**Data for the task**
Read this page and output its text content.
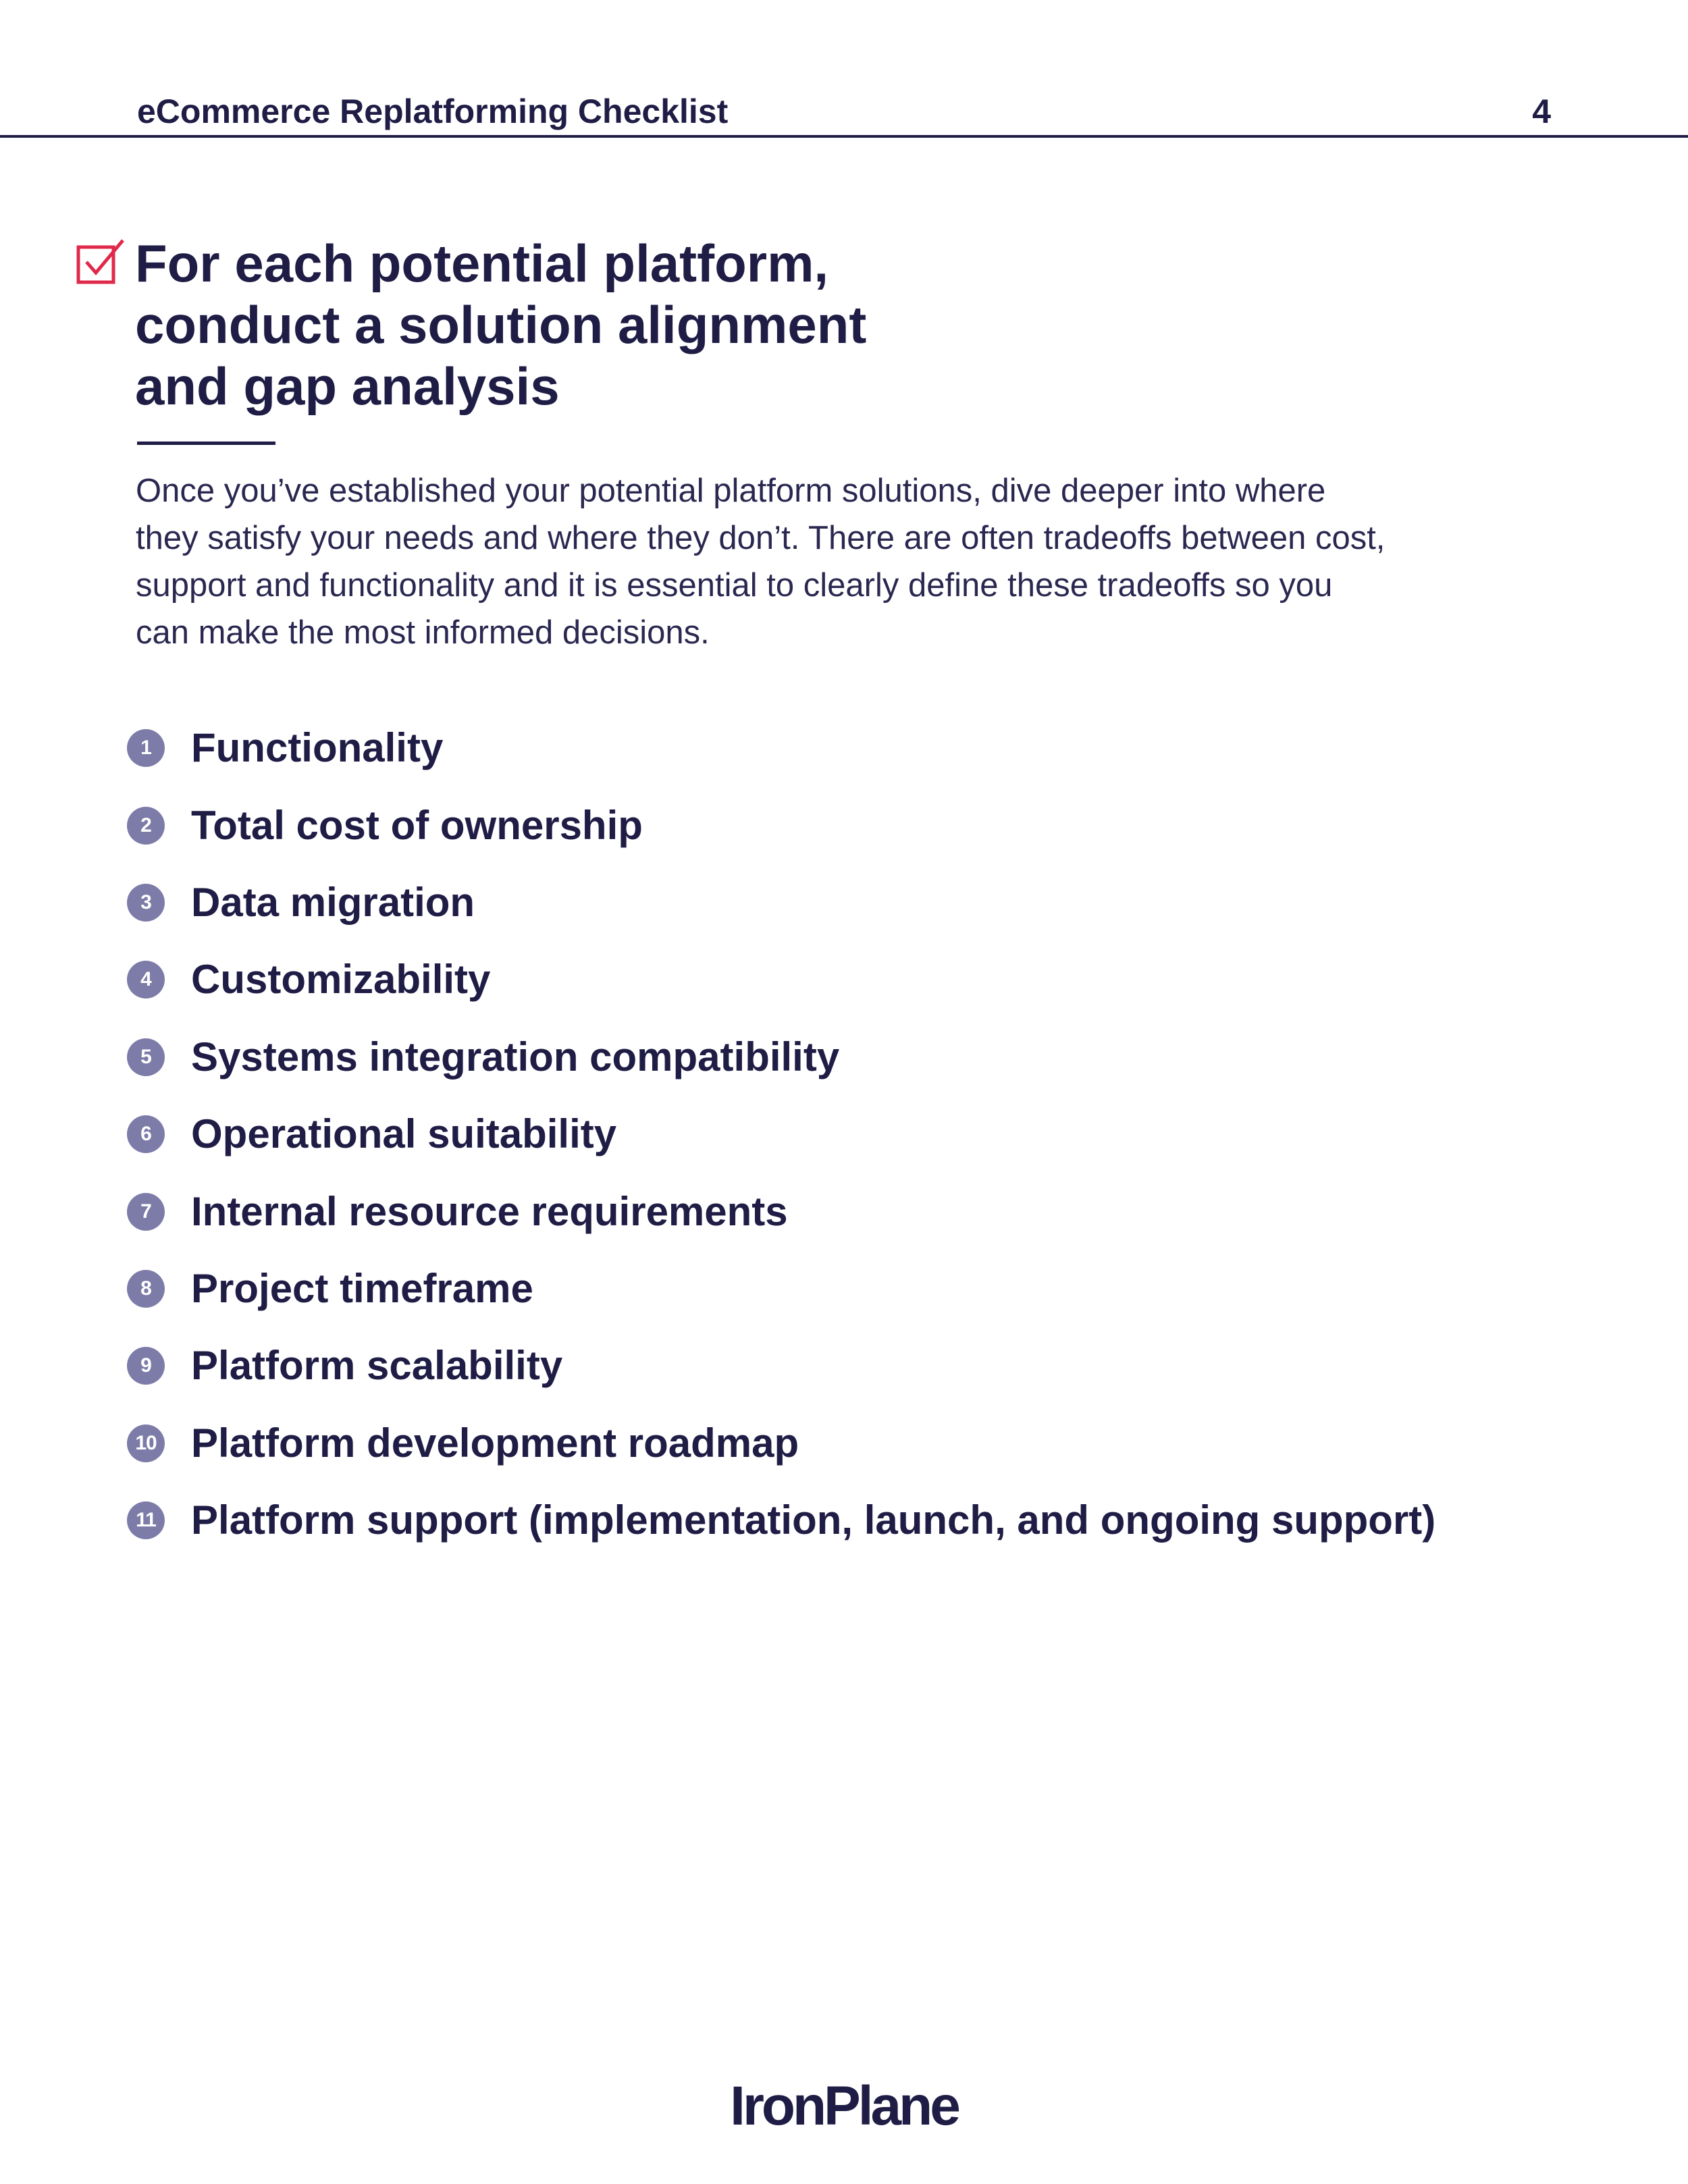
eCommerce Replatforming Checklist	4
For each potential platform,
conduct a solution alignment
and gap analysis

Once you’ve established your potential platform solutions, dive deeper into where
they satisfy your needs and where they don’t. There are often tradeoffs between cost,
support and functionality and it is essential to clearly define these tradeoffs so you
can make the most informed decisions.

1 Functionality
2 Total cost of ownership
3 Data migration
4 Customizability
5 Systems integration compatibility
6 Operational suitability
7 Internal resource requirements
8 Project timeframe
9 Platform scalability
10 Platform development roadmap
11 Platform support (implementation, launch, and ongoing support)
IronPlane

**Exercise prompt**
Within the records above, how many lines include the word "potential"? State the number by itself.

**Worked solution**
2